# SHORT TASK:
Write the next part of the mailing-list post about how many websites share one IP address, starting right after its last sentence.

[Start TEXT SECTION]

2022-03-31 Thread David Hubbard
I don't know that there is a normal as it likely depends heavily on the revenue 
per customer and the service's tolerance for giving out IP addresses.  It also 
depends heavily on the back end infrastructhre and what kind of service is 
being provided.  There's probably massive scale behind Cloudflare IP addresses. 
 There are middleware-style ecommerce and blog platforms where there is the 
same, i.e. lots of sites behind any given IP because every customer receives 
the same service from the same software; likely thousands or more per IP in 
that case.  As you get more custom, probably far less per IP as that's when 
sites tend to start being mapped to dedicated virtual machines / servers, 
shared hosting, etc. where it goes anywhere from a few hundred to one site on a 
dedicated server.

[End TEXT SECTION]
[Start SUPPLIED RECORDS]

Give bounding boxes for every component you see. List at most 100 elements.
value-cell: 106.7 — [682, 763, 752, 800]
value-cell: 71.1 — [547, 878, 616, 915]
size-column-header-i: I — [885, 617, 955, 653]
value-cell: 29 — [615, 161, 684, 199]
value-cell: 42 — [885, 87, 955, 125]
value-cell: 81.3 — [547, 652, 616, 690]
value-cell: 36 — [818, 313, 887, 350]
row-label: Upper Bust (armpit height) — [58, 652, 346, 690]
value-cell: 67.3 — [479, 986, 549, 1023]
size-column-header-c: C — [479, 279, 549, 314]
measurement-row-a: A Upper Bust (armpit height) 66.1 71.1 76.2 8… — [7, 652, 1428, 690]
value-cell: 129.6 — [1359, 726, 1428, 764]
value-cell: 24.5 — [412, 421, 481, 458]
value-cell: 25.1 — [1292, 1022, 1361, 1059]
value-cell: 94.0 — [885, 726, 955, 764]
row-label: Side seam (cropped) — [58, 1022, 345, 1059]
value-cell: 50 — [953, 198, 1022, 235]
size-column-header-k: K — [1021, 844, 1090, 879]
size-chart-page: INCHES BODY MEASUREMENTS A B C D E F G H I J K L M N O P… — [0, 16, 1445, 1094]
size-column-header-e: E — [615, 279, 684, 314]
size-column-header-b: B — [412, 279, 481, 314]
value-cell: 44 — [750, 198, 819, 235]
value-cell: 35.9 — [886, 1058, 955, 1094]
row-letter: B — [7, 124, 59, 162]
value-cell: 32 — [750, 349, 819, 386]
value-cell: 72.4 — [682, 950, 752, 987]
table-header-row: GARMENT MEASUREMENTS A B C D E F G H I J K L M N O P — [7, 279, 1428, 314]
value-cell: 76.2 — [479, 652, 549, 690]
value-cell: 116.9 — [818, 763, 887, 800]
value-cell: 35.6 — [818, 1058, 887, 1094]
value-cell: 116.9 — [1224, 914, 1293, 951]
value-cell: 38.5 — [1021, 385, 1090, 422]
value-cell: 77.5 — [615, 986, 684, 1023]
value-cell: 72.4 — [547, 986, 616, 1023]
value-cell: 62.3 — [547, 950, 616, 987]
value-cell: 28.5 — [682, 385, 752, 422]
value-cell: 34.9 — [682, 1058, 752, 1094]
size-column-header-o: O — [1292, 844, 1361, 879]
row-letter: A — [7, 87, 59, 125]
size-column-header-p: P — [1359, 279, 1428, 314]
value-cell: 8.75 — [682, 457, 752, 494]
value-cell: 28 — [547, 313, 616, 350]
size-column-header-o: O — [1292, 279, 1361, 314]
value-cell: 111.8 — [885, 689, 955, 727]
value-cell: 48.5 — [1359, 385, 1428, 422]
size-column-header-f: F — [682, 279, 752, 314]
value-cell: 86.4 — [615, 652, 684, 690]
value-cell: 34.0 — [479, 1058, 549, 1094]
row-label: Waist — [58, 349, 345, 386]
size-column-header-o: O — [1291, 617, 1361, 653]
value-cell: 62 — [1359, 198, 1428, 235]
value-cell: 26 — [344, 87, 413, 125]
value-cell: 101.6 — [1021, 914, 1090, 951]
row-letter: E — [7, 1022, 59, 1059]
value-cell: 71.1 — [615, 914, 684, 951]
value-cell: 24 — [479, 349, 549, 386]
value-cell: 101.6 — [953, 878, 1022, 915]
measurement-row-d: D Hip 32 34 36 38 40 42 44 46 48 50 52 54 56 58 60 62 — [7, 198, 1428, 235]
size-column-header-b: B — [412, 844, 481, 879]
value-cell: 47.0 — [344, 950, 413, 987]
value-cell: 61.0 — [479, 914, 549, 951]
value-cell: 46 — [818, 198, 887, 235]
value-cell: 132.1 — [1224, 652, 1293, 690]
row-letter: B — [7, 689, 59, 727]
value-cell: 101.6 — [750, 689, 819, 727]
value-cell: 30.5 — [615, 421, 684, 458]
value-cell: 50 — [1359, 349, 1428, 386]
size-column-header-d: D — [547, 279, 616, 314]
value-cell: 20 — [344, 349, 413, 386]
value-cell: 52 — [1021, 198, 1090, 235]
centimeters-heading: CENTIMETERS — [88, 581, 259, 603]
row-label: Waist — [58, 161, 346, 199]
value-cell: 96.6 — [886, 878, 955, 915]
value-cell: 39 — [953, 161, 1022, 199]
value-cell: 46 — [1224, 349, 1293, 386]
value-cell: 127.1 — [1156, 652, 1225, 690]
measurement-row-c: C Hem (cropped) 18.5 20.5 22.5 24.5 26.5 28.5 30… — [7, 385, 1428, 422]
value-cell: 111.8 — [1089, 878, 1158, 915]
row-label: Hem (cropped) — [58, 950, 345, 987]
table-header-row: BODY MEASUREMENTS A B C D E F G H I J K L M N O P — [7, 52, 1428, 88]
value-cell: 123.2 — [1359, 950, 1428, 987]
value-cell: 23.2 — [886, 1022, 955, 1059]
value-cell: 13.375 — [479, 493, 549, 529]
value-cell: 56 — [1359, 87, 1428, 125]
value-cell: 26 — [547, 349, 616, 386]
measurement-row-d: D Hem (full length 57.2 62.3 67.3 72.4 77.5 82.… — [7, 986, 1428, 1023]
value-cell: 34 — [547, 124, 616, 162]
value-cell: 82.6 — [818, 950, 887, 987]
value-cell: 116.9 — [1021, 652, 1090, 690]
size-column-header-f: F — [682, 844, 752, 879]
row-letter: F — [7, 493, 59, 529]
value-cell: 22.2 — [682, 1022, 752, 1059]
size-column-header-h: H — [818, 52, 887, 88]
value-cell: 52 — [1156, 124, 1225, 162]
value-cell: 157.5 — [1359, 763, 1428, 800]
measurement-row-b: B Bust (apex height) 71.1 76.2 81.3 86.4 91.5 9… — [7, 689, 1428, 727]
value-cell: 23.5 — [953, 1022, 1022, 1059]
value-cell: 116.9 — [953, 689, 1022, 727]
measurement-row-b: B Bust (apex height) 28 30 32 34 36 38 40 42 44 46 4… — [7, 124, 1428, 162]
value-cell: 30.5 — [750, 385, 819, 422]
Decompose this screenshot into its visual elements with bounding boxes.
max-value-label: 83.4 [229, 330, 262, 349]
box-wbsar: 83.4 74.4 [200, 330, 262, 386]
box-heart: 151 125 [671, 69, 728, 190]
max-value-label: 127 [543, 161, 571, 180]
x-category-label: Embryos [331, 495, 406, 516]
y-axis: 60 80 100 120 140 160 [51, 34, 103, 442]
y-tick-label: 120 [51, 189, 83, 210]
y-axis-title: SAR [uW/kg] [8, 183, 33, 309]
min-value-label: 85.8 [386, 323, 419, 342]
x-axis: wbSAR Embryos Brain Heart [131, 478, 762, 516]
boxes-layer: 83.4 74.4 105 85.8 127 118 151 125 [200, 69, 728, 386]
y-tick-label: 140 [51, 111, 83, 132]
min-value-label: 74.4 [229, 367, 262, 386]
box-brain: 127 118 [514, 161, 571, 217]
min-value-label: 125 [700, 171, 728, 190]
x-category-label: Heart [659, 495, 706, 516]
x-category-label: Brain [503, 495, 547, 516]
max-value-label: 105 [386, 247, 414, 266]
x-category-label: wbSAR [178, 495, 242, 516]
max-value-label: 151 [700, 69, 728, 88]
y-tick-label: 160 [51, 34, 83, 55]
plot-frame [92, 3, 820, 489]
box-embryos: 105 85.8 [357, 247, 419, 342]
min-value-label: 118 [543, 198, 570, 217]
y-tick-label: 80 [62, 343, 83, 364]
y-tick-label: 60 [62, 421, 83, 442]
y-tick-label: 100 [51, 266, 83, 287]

[End SUPPLIED RECORDS]

# RESPONSE TO THIS EXERCISE:
Sorry to go off on a tangent but this got me wanting to rant. __

Still, to this day, SEO "experts" continue to guide clients towards service 
platforms (hosting, ecommerce, blogs, etc.) where they know it remains possible 
to get an exclusive IP address because they are "sure" that will produce 
meaningful search positioning gains.  I started a thread on this topic on nanog 
about this back in what I think was 2003 because every business entity had an 
SEO expert insisting their various websites receive IP addresses on subnets 
that differed enough to be "distant" from one another because Google would 
otherwise penalize them.  I expressed frustration at that because it ensured 
sites that had no technical need for an exclusive IP address would get one 
anyway, wasting a rapidly depleting resource, and costing the provider in the 
process while they could still get address space.

A Google Director, Craig Silverstein, said this wasn't the case, but just 
casually in a slashdot interview.

Matt Cutts later refuted it directly in 2006:  
https://www.mattcutts.com/blog/myth-busting-virtual-hosts-vs-dedicated-ip-addresses/

And he made the point once more in a 2013 Youtube video.

Three semi-official statements on the subject, the most recent nine years ago.  
So, it hasn't done much to dissuade the SEO experts of continuing to steer 
their clients towards places they think an exclusive IP will be issued.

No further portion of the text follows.